**EXERCISE PROMPT**
Transcribe the records below exactly as they appear, omitting any pictures.
####################
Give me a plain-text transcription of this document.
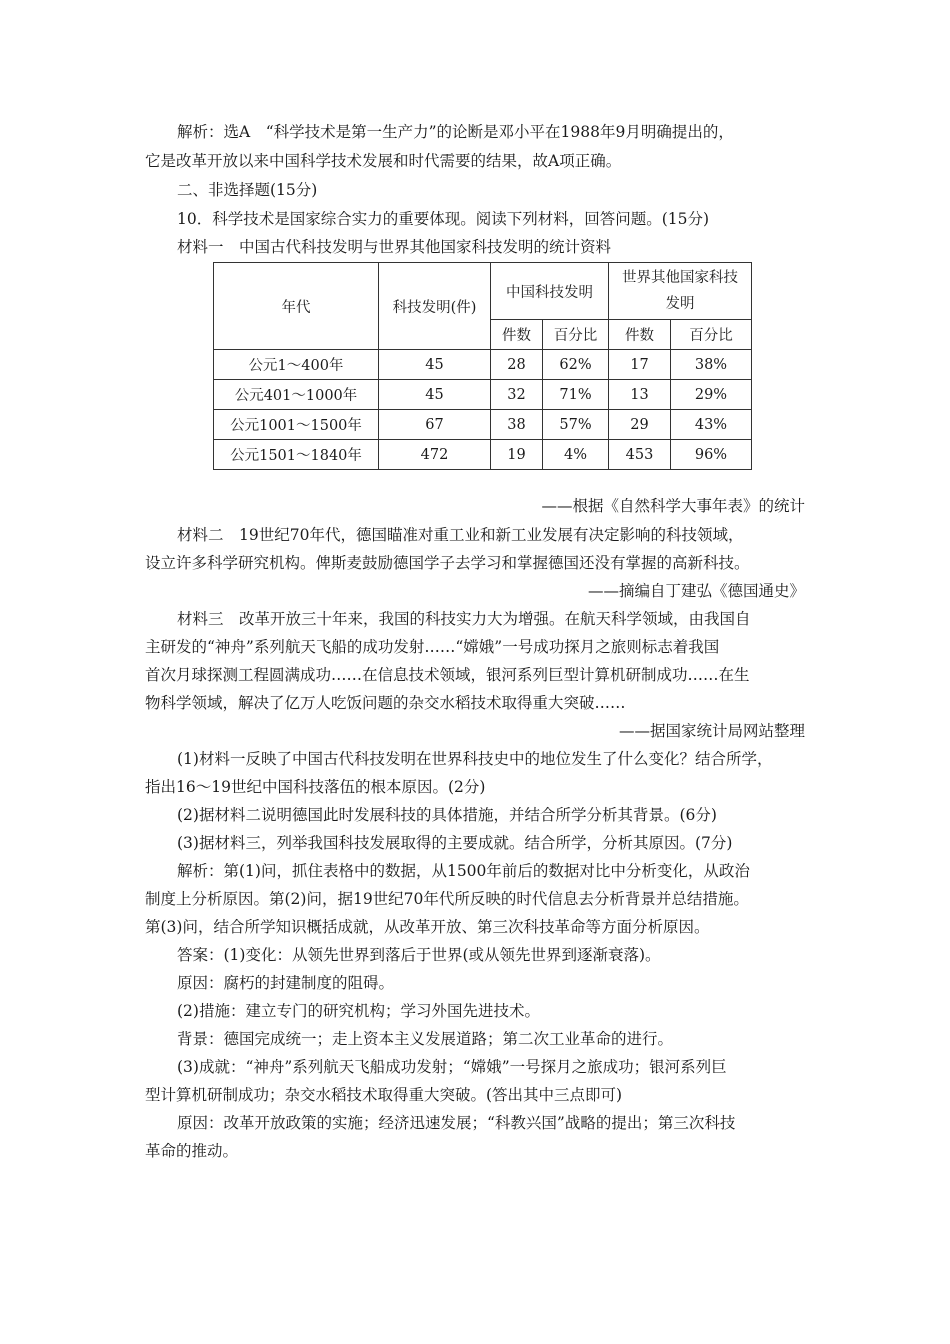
解析：选A　“科学技术是第一生产力”的论断是邓小平在1988年9月明确提出的，
它是改革开放以来中国科学技术发展和时代需要的结果，故A项正确。
二、非选择题(15分)
10．科学技术是国家综合实力的重要体现。阅读下列材料，回答问题。(15分)
材料一　中国古代科技发明与世界其他国家科技发明的统计资料
年代	科技发明(件)	中国科技发明		世界其他国家科技发明	
		件数	百分比	件数	百分比
公元1～400年	45	28	62%	17	38%
公元401～1000年	45	32	71%	13	29%
公元1001～1500年	67	38	57%	29	43%
公元1501～1840年	472	19	4%	453	96%
——根据《自然科学大事年表》的统计
材料二　19世纪70年代，德国瞄准对重工业和新工业发展有决定影响的科技领域，
设立许多科学研究机构。俾斯麦鼓励德国学子去学习和掌握德国还没有掌握的高新科技。
——摘编自丁建弘《德国通史》
材料三　改革开放三十年来，我国的科技实力大为增强。在航天科学领域，由我国自
主研发的“神舟”系列航天飞船的成功发射……“嫦娥”一号成功探月之旅则标志着我国
首次月球探测工程圆满成功……在信息技术领域，银河系列巨型计算机研制成功……在生
物科学领域，解决了亿万人吃饭问题的杂交水稻技术取得重大突破……
——据国家统计局网站整理
(1)材料一反映了中国古代科技发明在世界科技史中的地位发生了什么变化？结合所学，
指出16～19世纪中国科技落伍的根本原因。(2分)
(2)据材料二说明德国此时发展科技的具体措施，并结合所学分析其背景。(6分)
(3)据材料三，列举我国科技发展取得的主要成就。结合所学，分析其原因。(7分)
解析：第(1)问，抓住表格中的数据，从1500年前后的数据对比中分析变化，从政治
制度上分析原因。第(2)问，据19世纪70年代所反映的时代信息去分析背景并总结措施。
第(3)问，结合所学知识概括成就，从改革开放、第三次科技革命等方面分析原因。
答案：(1)变化：从领先世界到落后于世界(或从领先世界到逐渐衰落)。
原因：腐朽的封建制度的阻碍。
(2)措施：建立专门的研究机构；学习外国先进技术。
背景：德国完成统一；走上资本主义发展道路；第二次工业革命的进行。
(3)成就：“神舟”系列航天飞船成功发射；“嫦娥”一号探月之旅成功；银河系列巨
型计算机研制成功；杂交水稻技术取得重大突破。(答出其中三点即可)
原因：改革开放政策的实施；经济迅速发展；“科教兴国”战略的提出；第三次科技
革命的推动。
####################
**EXPECTED ANSWER**
Give me a plain-text transcription of this document.
解析：选A　“科学技术是第一生产力”的论断是邓小平在1988年9月明确提出的，
它是改革开放以来中国科学技术发展和时代需要的结果，故A项正确。
二、非选择题(15分)
10．科学技术是国家综合实力的重要体现。阅读下列材料，回答问题。(15分)
材料一　中国古代科技发明与世界其他国家科技发明的统计资料
年代	科技发明(件)	中国科技发明		世界其他国家科技发明	
		件数	百分比	件数	百分比
公元1～400年	45	28	62%	17	38%
公元401～1000年	45	32	71%	13	29%
公元1001～1500年	67	38	57%	29	43%
公元1501～1840年	472	19	4%	453	96%
——根据《自然科学大事年表》的统计
材料二　19世纪70年代，德国瞄准对重工业和新工业发展有决定影响的科技领域，
设立许多科学研究机构。俾斯麦鼓励德国学子去学习和掌握德国还没有掌握的高新科技。
——摘编自丁建弘《德国通史》
材料三　改革开放三十年来，我国的科技实力大为增强。在航天科学领域，由我国自
主研发的“神舟”系列航天飞船的成功发射……“嫦娥”一号成功探月之旅则标志着我国
首次月球探测工程圆满成功……在信息技术领域，银河系列巨型计算机研制成功……在生
物科学领域，解决了亿万人吃饭问题的杂交水稻技术取得重大突破……
——据国家统计局网站整理
(1)材料一反映了中国古代科技发明在世界科技史中的地位发生了什么变化？结合所学，
指出16～19世纪中国科技落伍的根本原因。(2分)
(2)据材料二说明德国此时发展科技的具体措施，并结合所学分析其背景。(6分)
(3)据材料三，列举我国科技发展取得的主要成就。结合所学，分析其原因。(7分)
解析：第(1)问，抓住表格中的数据，从1500年前后的数据对比中分析变化，从政治
制度上分析原因。第(2)问，据19世纪70年代所反映的时代信息去分析背景并总结措施。
第(3)问，结合所学知识概括成就，从改革开放、第三次科技革命等方面分析原因。
答案：(1)变化：从领先世界到落后于世界(或从领先世界到逐渐衰落)。
原因：腐朽的封建制度的阻碍。
(2)措施：建立专门的研究机构；学习外国先进技术。
背景：德国完成统一；走上资本主义发展道路；第二次工业革命的进行。
(3)成就：“神舟”系列航天飞船成功发射；“嫦娥”一号探月之旅成功；银河系列巨
型计算机研制成功；杂交水稻技术取得重大突破。(答出其中三点即可)
原因：改革开放政策的实施；经济迅速发展；“科教兴国”战略的提出；第三次科技
革命的推动。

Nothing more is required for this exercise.